Con gli occhi di Mike Kearney

La commovente storia del tifoso ipovedente del Liverpool diventa metafora delle piccole ma fondamentali gioie della vita

Liverpool, 11 dicembre 2018. Presso lo stadio “Anfield”, la squadra di casa è alle prese con il Napoli per l’ultima, decisiva partita del girone di Champions League. Al 34’ gli inglesi passano in vantaggio grazie al loro fuoriclasse egiziano, Mohamed Salah.
Per evitare fraintendimenti, a questo punto è meglio chiarire che no, questo non è un articolo che si propone un’analisi tecnica della partita, né tantomeno vuole essere un modo poco elegante per gongolare dell’eliminazione di una squadra (anzi, due) dalla massima competizione europea. L’obiettivo, in questo caso, è unicamente quello di raccontare una commovente vicenda che prendeva vita nell’istante stesso in cui il pallone gonfiava la rete, alle spalle del portiere partenopeo. Perché fra i circa 52 mila tifosi del Liverpool, ad esultare per il vantaggio della propria squadra del cuore, c’era anche Mike Kearney. Mike è un tifoso dei “Reds”, che in quel momento ha giustamente festeggiato insieme agli altri supporters, pur non avendo potuto vedere il gol della vittoria. Perché Mike è ipovedente. Ma pur di non rinunciare all’amore per la sua squadra, Mike si reca ugualmente allo stadio e si fa raccontare le partite dal cugino Stephen, o da altri amici. Perché a lui “piace essere coinvolto nell’atmosfera”, ed una menomazione fisica non può impedirgli di vivere la partita come gli altri. “Sono come tutti gli altri tifosi di calcio”, ci tiene a precisare. E lo è. Come e più degli altri.

§ **Dati forniti**

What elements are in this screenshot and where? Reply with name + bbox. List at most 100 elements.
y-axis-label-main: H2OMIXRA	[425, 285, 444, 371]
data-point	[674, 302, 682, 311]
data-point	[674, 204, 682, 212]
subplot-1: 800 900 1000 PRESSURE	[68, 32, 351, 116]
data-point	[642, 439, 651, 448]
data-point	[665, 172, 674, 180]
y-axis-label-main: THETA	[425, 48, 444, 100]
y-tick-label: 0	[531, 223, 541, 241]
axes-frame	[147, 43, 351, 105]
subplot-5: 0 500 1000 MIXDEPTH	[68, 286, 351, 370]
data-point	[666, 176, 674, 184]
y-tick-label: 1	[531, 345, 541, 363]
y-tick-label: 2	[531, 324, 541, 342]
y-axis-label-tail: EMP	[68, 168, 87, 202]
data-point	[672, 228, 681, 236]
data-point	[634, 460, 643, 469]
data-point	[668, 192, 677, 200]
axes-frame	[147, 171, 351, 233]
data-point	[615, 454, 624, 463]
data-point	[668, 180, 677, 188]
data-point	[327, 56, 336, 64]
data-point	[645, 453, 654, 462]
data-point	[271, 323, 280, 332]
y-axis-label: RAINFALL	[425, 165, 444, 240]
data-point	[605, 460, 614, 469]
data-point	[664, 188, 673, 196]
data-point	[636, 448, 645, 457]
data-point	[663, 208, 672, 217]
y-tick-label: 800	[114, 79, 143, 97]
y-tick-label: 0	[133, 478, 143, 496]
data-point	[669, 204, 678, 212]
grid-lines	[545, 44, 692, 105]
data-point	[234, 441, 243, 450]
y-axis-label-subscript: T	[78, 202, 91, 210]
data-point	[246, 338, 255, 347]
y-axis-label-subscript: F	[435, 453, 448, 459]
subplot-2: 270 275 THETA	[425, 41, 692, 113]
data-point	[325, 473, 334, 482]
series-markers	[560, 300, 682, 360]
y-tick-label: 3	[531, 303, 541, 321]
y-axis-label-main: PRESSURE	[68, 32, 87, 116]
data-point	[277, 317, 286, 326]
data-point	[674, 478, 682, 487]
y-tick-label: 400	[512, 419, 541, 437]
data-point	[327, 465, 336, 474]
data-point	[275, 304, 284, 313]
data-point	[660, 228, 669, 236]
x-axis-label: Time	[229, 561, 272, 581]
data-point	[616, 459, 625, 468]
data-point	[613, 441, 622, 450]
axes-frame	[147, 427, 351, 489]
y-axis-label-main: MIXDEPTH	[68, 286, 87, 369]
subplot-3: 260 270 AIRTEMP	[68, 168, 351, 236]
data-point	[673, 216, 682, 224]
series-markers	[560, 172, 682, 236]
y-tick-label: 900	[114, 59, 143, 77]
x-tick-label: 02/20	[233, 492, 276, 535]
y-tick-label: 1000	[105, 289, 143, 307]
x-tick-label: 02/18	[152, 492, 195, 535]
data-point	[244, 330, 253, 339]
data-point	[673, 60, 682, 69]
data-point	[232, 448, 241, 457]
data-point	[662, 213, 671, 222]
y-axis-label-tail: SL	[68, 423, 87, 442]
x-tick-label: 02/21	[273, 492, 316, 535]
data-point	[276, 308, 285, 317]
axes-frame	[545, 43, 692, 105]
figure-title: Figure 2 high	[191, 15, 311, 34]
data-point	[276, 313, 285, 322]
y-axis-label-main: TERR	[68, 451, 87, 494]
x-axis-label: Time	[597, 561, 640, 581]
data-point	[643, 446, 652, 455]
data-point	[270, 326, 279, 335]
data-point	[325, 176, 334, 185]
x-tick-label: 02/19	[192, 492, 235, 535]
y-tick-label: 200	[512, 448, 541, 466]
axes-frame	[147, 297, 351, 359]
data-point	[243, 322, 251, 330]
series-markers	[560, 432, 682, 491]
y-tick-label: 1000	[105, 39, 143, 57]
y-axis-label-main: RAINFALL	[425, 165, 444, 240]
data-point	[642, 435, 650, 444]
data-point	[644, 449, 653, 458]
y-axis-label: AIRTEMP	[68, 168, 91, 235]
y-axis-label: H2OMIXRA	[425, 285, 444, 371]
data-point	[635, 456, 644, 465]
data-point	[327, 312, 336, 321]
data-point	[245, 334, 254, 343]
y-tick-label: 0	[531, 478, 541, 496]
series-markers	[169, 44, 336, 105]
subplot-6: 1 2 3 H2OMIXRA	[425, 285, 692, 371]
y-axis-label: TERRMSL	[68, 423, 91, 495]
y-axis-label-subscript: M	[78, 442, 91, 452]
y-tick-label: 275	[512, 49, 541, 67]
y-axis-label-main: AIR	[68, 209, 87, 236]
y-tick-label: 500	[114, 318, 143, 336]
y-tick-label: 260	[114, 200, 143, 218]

§ **Compito**
Prosegui l'articolo sul tifoso ipovedente del Liverpool Mike Kearney a partire dall'ultima frase riportata.

§ **Risposta**
E forse si può imparare tanto da Mike. I problemi sono compresi nel pacchetto della vita, ognuno di noi combatte una propria battaglia, ognuno gioca una propria partita. Ogni giorno. A volte siamo destinati a perdere, e a convivere con la sconfitta. Ma, come Mike, non dobbiamo arrenderci. Perché anche se quel gol lui non l’ha visto, comunque lo ha percepito, con tutto lo stadio; lo ha desiderato, con tutti i tifosi; lo ha sentito, con un urlo assordante; lo ha immaginato, con le parole di suo cugino. E soprattutto, lo ha vissuto. Perché quello è stato anche il suo gol, il gol di tutti quelli che sono sommersi dai problemi della vita ma che trovano ancora la forza di percepire, desiderare, sentire, immaginare, e soprattutto vivere un gol, che rappresenta le piccole ma fondamentali gioie che questa esistenza ci regala. Dobbiamo imparare anche noi a vedere le cose con altri occhi. Con gli occhi di Mike Kearney.